Schrijf het deel van de records dat bij het begin opent en sluit met de regel waarin "treemap-cell[interactable]: Eu Limited" staat, woord voor woord over, met beide grenzen erbij.
=== INVOER ===
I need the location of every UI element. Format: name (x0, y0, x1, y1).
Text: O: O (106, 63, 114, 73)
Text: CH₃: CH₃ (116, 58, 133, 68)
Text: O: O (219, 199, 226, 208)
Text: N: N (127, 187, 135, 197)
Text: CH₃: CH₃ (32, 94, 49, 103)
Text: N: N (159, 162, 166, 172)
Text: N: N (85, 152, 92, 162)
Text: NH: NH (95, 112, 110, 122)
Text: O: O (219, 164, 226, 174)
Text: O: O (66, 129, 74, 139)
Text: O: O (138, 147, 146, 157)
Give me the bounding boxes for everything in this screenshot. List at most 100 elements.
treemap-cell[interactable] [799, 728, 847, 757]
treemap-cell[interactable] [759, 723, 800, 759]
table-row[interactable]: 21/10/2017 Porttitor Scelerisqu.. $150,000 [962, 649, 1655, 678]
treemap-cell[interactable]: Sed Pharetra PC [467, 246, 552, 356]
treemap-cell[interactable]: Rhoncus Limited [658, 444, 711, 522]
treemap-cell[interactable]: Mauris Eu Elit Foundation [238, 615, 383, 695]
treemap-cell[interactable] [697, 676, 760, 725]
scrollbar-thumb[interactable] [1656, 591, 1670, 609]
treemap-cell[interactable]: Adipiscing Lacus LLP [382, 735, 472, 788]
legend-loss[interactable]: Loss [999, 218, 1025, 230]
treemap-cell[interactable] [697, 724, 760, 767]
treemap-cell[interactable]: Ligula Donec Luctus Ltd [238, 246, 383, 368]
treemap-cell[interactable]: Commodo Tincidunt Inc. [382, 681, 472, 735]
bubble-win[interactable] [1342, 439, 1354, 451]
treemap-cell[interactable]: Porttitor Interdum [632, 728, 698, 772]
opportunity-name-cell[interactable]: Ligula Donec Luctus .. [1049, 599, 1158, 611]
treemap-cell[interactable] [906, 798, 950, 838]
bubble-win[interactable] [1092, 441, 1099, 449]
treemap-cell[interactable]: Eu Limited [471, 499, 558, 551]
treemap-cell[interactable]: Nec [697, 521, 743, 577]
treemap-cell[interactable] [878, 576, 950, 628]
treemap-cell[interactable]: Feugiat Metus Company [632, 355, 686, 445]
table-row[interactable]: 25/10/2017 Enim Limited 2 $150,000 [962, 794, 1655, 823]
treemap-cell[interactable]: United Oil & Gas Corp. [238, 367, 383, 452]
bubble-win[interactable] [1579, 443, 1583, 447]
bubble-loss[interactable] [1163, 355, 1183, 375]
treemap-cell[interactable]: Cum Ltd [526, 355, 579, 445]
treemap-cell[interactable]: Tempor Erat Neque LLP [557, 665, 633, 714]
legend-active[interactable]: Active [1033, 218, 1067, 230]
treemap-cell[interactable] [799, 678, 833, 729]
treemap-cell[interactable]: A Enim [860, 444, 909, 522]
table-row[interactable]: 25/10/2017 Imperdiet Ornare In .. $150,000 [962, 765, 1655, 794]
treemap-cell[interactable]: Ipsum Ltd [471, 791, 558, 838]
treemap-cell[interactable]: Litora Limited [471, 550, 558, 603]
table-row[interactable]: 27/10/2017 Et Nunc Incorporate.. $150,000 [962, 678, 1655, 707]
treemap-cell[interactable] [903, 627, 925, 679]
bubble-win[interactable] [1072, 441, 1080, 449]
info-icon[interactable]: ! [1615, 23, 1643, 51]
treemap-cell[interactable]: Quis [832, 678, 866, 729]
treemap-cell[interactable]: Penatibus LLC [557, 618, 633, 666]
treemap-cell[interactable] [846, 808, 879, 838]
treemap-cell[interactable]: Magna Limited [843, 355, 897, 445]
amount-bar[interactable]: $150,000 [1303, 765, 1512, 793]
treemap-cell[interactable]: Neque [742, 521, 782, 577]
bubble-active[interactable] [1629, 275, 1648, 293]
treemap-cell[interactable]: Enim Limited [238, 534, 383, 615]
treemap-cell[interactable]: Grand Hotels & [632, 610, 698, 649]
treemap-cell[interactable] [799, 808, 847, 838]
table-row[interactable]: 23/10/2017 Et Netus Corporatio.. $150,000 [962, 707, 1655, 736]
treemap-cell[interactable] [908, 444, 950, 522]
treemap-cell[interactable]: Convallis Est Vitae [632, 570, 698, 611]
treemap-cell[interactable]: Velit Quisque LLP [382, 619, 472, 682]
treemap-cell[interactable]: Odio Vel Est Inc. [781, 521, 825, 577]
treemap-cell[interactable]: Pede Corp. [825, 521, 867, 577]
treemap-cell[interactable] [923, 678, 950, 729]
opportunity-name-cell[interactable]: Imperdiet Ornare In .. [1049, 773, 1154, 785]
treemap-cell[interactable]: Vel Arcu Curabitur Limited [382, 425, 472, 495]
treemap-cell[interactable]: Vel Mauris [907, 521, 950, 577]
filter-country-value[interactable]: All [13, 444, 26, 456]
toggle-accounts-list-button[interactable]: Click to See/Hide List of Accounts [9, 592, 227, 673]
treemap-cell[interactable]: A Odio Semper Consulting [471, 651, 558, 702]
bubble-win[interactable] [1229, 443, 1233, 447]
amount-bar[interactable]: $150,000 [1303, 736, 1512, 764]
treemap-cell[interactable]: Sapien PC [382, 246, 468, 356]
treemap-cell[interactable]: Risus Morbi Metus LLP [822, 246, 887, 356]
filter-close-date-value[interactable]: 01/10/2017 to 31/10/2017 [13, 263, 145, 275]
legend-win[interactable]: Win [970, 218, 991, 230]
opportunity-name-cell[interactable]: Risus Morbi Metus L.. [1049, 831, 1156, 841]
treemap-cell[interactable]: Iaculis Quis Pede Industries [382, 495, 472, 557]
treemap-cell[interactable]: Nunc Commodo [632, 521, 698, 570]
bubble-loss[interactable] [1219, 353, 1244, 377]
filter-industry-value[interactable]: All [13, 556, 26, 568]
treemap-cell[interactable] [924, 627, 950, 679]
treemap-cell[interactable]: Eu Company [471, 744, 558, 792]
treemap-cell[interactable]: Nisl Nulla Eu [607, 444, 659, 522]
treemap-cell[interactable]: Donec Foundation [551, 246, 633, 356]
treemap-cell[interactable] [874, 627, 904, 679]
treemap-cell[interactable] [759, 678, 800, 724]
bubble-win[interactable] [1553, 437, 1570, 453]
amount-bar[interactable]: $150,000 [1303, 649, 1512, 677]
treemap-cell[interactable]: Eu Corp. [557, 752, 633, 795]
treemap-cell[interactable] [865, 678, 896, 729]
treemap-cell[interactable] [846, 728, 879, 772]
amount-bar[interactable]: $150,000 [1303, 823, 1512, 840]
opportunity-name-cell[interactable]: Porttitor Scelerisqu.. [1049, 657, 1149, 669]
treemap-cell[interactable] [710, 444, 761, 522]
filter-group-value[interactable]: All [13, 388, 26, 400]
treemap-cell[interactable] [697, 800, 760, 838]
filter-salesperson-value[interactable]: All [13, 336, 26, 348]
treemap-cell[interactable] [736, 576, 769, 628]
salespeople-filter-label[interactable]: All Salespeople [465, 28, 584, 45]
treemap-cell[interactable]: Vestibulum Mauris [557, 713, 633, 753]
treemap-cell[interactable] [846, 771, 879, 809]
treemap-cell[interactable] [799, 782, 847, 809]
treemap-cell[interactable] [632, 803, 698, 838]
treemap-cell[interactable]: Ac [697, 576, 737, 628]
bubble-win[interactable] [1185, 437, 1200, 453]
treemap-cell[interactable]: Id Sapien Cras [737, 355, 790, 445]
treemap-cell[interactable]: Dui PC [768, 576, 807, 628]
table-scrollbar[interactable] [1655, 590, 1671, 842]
===
UITVOER OPDRACHT:
I need the location of every UI element. Format: name (x0, y0, x1, y1).
Text: O: O (106, 63, 114, 73)
Text: CH₃: CH₃ (116, 58, 133, 68)
Text: O: O (219, 199, 226, 208)
Text: N: N (127, 187, 135, 197)
Text: CH₃: CH₃ (32, 94, 49, 103)
Text: N: N (159, 162, 166, 172)
Text: N: N (85, 152, 92, 162)
Text: NH: NH (95, 112, 110, 122)
Text: O: O (219, 164, 226, 174)
Text: O: O (66, 129, 74, 139)
Text: O: O (138, 147, 146, 157)
Give me the bounding boxes for everything in this screenshot. List at most 100 elements.
treemap-cell[interactable] [799, 728, 847, 757]
treemap-cell[interactable] [759, 723, 800, 759]
table-row[interactable]: 21/10/2017 Porttitor Scelerisqu.. $150,000 [962, 649, 1655, 678]
treemap-cell[interactable]: Sed Pharetra PC [467, 246, 552, 356]
treemap-cell[interactable]: Rhoncus Limited [658, 444, 711, 522]
treemap-cell[interactable]: Mauris Eu Elit Foundation [238, 615, 383, 695]
treemap-cell[interactable] [697, 676, 760, 725]
scrollbar-thumb[interactable] [1656, 591, 1670, 609]
treemap-cell[interactable]: Adipiscing Lacus LLP [382, 735, 472, 788]
legend-loss[interactable]: Loss [999, 218, 1025, 230]
treemap-cell[interactable] [697, 724, 760, 767]
treemap-cell[interactable]: Ligula Donec Luctus Ltd [238, 246, 383, 368]
treemap-cell[interactable]: Commodo Tincidunt Inc. [382, 681, 472, 735]
bubble-win[interactable] [1342, 439, 1354, 451]
treemap-cell[interactable]: Porttitor Interdum [632, 728, 698, 772]
opportunity-name-cell[interactable]: Ligula Donec Luctus .. [1049, 599, 1158, 611]
treemap-cell[interactable] [906, 798, 950, 838]
bubble-win[interactable] [1092, 441, 1099, 449]
treemap-cell[interactable]: Eu Limited [471, 499, 558, 551]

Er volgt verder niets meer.